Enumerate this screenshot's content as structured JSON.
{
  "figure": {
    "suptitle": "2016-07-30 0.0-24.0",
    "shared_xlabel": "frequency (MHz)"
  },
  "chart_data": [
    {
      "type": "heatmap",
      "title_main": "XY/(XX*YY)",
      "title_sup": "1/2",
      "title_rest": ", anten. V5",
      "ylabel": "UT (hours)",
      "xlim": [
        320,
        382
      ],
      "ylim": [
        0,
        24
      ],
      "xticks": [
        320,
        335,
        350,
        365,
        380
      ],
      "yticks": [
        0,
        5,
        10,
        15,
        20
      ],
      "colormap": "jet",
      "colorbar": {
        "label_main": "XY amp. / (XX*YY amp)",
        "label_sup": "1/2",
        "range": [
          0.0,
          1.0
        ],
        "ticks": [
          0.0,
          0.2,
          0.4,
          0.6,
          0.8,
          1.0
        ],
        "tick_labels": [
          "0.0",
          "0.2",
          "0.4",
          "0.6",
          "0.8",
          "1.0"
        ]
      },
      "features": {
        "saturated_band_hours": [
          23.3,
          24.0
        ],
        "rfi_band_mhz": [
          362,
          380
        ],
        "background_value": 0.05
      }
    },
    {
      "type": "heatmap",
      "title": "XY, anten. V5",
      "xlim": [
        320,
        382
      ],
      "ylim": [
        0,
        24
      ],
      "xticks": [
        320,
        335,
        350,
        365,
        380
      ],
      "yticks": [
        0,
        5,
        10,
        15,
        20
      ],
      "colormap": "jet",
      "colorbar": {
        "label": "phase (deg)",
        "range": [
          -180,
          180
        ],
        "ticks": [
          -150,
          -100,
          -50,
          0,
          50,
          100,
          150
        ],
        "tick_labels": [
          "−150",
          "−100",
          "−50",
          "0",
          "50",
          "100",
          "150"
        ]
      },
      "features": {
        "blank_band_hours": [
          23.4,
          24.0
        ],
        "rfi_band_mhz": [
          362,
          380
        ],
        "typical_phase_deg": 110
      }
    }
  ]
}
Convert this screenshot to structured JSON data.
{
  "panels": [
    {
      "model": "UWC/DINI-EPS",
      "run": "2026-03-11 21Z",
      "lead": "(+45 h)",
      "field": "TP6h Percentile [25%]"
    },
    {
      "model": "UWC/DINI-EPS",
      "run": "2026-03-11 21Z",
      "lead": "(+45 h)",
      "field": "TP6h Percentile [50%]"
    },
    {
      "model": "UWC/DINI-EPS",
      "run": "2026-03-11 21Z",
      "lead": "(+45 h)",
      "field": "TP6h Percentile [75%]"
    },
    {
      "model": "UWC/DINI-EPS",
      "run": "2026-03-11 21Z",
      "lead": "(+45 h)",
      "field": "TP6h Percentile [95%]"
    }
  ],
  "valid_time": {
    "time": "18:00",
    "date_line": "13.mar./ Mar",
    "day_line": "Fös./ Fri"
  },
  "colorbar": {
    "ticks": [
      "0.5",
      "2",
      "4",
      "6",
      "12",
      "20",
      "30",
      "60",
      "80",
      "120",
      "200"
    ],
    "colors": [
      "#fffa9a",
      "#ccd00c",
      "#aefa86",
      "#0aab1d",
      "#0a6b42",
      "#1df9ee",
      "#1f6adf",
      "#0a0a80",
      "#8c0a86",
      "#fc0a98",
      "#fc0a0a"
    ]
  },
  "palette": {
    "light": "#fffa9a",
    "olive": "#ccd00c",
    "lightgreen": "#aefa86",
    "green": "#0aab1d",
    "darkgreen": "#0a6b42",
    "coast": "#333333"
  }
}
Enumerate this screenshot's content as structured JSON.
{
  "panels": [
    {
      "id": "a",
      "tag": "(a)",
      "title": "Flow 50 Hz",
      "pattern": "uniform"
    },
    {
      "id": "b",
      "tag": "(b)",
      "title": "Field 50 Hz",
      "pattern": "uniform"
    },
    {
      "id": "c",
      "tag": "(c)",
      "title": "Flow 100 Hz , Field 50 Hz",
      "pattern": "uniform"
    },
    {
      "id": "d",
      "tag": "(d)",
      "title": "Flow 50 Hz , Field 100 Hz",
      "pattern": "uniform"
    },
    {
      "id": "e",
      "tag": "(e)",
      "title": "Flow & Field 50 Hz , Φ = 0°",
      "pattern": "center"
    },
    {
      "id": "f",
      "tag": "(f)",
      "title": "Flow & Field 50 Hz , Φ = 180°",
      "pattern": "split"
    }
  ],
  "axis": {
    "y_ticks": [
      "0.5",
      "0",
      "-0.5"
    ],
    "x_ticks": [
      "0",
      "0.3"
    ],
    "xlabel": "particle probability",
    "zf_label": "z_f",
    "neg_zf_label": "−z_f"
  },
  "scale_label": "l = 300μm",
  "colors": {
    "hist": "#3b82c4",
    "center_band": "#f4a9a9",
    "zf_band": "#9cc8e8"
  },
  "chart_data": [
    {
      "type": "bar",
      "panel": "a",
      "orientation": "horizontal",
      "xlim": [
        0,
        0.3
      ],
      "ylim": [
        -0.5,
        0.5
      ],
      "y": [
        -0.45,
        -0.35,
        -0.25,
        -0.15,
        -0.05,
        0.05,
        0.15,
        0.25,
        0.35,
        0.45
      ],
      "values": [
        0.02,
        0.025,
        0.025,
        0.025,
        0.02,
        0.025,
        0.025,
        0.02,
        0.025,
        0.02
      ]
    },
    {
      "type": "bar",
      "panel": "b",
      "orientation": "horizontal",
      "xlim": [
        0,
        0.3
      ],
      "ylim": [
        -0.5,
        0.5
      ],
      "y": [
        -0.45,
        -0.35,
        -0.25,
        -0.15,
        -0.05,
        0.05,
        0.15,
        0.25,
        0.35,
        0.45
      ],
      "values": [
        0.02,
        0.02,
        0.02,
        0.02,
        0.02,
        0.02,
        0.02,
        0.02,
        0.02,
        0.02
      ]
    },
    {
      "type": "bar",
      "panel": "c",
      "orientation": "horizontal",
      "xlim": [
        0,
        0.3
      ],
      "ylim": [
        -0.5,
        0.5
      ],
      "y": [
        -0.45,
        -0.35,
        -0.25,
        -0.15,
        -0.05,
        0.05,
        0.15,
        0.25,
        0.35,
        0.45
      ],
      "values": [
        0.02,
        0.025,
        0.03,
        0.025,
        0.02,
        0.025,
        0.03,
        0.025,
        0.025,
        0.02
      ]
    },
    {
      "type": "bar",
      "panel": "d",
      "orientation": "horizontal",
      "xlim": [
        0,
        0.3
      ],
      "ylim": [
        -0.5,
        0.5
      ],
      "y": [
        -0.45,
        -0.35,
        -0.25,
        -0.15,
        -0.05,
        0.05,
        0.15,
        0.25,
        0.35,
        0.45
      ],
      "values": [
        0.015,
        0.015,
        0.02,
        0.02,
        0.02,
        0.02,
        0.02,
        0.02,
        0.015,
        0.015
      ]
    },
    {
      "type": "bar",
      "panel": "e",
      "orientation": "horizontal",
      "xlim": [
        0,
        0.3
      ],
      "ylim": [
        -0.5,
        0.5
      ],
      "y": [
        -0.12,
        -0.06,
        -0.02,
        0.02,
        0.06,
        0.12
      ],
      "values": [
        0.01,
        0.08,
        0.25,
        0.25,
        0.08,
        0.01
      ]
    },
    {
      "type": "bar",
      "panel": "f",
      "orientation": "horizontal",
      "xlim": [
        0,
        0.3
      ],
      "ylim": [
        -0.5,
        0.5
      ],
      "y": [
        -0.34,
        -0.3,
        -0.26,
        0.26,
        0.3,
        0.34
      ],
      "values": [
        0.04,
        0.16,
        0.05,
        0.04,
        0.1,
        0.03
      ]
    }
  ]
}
########
Output the listing above without altering a single character.

Enumerate this screenshot's content as structured JSON.
{
  "figure": {
    "suptitle": "2016-07-30 0.0-24.0",
    "shared_xlabel": "frequency (MHz)"
  },
  "chart_data": [
    {
      "type": "heatmap",
      "title_main": "XY/(XX*YY)",
      "title_sup": "1/2",
      "title_rest": ", anten. V5",
      "ylabel": "UT (hours)",
      "xlim": [
        320,
        382
      ],
      "ylim": [
        0,
        24
      ],
      "xticks": [
        320,
        335,
        350,
        365,
        380
      ],
      "yticks": [
        0,
        5,
        10,
        15,
        20
      ],
      "colormap": "jet",
      "colorbar": {
        "label_main": "XY amp. / (XX*YY amp)",
        "label_sup": "1/2",
        "range": [
          0.0,
          1.0
        ],
        "ticks": [
          0.0,
          0.2,
          0.4,
          0.6,
          0.8,
          1.0
        ],
        "tick_labels": [
          "0.0",
          "0.2",
          "0.4",
          "0.6",
          "0.8",
          "1.0"
        ]
      },
      "features": {
        "saturated_band_hours": [
          23.3,
          24.0
        ],
        "rfi_band_mhz": [
          362,
          380
        ],
        "background_value": 0.05
      }
    },
    {
      "type": "heatmap",
      "title": "XY, anten. V5",
      "xlim": [
        320,
        382
      ],
      "ylim": [
        0,
        24
      ],
      "xticks": [
        320,
        335,
        350,
        365,
        380
      ],
      "yticks": [
        0,
        5,
        10,
        15,
        20
      ],
      "colormap": "jet",
      "colorbar": {
        "label": "phase (deg)",
        "range": [
          -180,
          180
        ],
        "ticks": [
          -150,
          -100,
          -50,
          0,
          50,
          100,
          150
        ],
        "tick_labels": [
          "−150",
          "−100",
          "−50",
          "0",
          "50",
          "100",
          "150"
        ]
      },
      "features": {
        "blank_band_hours": [
          23.4,
          24.0
        ],
        "rfi_band_mhz": [
          362,
          380
        ],
        "typical_phase_deg": 110
      }
    }
  ]
}
Convert this screenshot to structured JSON data.
{
  "panels": [
    {
      "model": "UWC/DINI-EPS",
      "run": "2026-03-11 21Z",
      "lead": "(+45 h)",
      "field": "TP6h Percentile [25%]"
    },
    {
      "model": "UWC/DINI-EPS",
      "run": "2026-03-11 21Z",
      "lead": "(+45 h)",
      "field": "TP6h Percentile [50%]"
    },
    {
      "model": "UWC/DINI-EPS",
      "run": "2026-03-11 21Z",
      "lead": "(+45 h)",
      "field": "TP6h Percentile [75%]"
    },
    {
      "model": "UWC/DINI-EPS",
      "run": "2026-03-11 21Z",
      "lead": "(+45 h)",
      "field": "TP6h Percentile [95%]"
    }
  ],
  "valid_time": {
    "time": "18:00",
    "date_line": "13.mar./ Mar",
    "day_line": "Fös./ Fri"
  },
  "colorbar": {
    "ticks": [
      "0.5",
      "2",
      "4",
      "6",
      "12",
      "20",
      "30",
      "60",
      "80",
      "120",
      "200"
    ],
    "colors": [
      "#fffa9a",
      "#ccd00c",
      "#aefa86",
      "#0aab1d",
      "#0a6b42",
      "#1df9ee",
      "#1f6adf",
      "#0a0a80",
      "#8c0a86",
      "#fc0a98",
      "#fc0a0a"
    ]
  },
  "palette": {
    "light": "#fffa9a",
    "olive": "#ccd00c",
    "lightgreen": "#aefa86",
    "green": "#0aab1d",
    "darkgreen": "#0a6b42",
    "coast": "#333333"
  }
}
Enumerate this screenshot's content as structured JSON.
{
  "panels": [
    {
      "id": "a",
      "tag": "(a)",
      "title": "Flow 50 Hz",
      "pattern": "uniform"
    },
    {
      "id": "b",
      "tag": "(b)",
      "title": "Field 50 Hz",
      "pattern": "uniform"
    },
    {
      "id": "c",
      "tag": "(c)",
      "title": "Flow 100 Hz , Field 50 Hz",
      "pattern": "uniform"
    },
    {
      "id": "d",
      "tag": "(d)",
      "title": "Flow 50 Hz , Field 100 Hz",
      "pattern": "uniform"
    },
    {
      "id": "e",
      "tag": "(e)",
      "title": "Flow & Field 50 Hz , Φ = 0°",
      "pattern": "center"
    },
    {
      "id": "f",
      "tag": "(f)",
      "title": "Flow & Field 50 Hz , Φ = 180°",
      "pattern": "split"
    }
  ],
  "axis": {
    "y_ticks": [
      "0.5",
      "0",
      "-0.5"
    ],
    "x_ticks": [
      "0",
      "0.3"
    ],
    "xlabel": "particle probability",
    "zf_label": "z_f",
    "neg_zf_label": "−z_f"
  },
  "scale_label": "l = 300μm",
  "colors": {
    "hist": "#3b82c4",
    "center_band": "#f4a9a9",
    "zf_band": "#9cc8e8"
  },
  "chart_data": [
    {
      "type": "bar",
      "panel": "a",
      "orientation": "horizontal",
      "xlim": [
        0,
        0.3
      ],
      "ylim": [
        -0.5,
        0.5
      ],
      "y": [
        -0.45,
        -0.35,
        -0.25,
        -0.15,
        -0.05,
        0.05,
        0.15,
        0.25,
        0.35,
        0.45
      ],
      "values": [
        0.02,
        0.025,
        0.025,
        0.025,
        0.02,
        0.025,
        0.025,
        0.02,
        0.025,
        0.02
      ]
    },
    {
      "type": "bar",
      "panel": "b",
      "orientation": "horizontal",
      "xlim": [
        0,
        0.3
      ],
      "ylim": [
        -0.5,
        0.5
      ],
      "y": [
        -0.45,
        -0.35,
        -0.25,
        -0.15,
        -0.05,
        0.05,
        0.15,
        0.25,
        0.35,
        0.45
      ],
      "values": [
        0.02,
        0.02,
        0.02,
        0.02,
        0.02,
        0.02,
        0.02,
        0.02,
        0.02,
        0.02
      ]
    },
    {
      "type": "bar",
      "panel": "c",
      "orientation": "horizontal",
      "xlim": [
        0,
        0.3
      ],
      "ylim": [
        -0.5,
        0.5
      ],
      "y": [
        -0.45,
        -0.35,
        -0.25,
        -0.15,
        -0.05,
        0.05,
        0.15,
        0.25,
        0.35,
        0.45
      ],
      "values": [
        0.02,
        0.025,
        0.03,
        0.025,
        0.02,
        0.025,
        0.03,
        0.025,
        0.025,
        0.02
      ]
    },
    {
      "type": "bar",
      "panel": "d",
      "orientation": "horizontal",
      "xlim": [
        0,
        0.3
      ],
      "ylim": [
        -0.5,
        0.5
      ],
      "y": [
        -0.45,
        -0.35,
        -0.25,
        -0.15,
        -0.05,
        0.05,
        0.15,
        0.25,
        0.35,
        0.45
      ],
      "values": [
        0.015,
        0.015,
        0.02,
        0.02,
        0.02,
        0.02,
        0.02,
        0.02,
        0.015,
        0.015
      ]
    },
    {
      "type": "bar",
      "panel": "e",
      "orientation": "horizontal",
      "xlim": [
        0,
        0.3
      ],
      "ylim": [
        -0.5,
        0.5
      ],
      "y": [
        -0.12,
        -0.06,
        -0.02,
        0.02,
        0.06,
        0.12
      ],
      "values": [
        0.01,
        0.08,
        0.25,
        0.25,
        0.08,
        0.01
      ]
    },
    {
      "type": "bar",
      "panel": "f",
      "orientation": "horizontal",
      "xlim": [
        0,
        0.3
      ],
      "ylim": [
        -0.5,
        0.5
      ],
      "y": [
        -0.34,
        -0.3,
        -0.26,
        0.26,
        0.3,
        0.34
      ],
      "values": [
        0.04,
        0.16,
        0.05,
        0.04,
        0.1,
        0.03
      ]
    }
  ]
}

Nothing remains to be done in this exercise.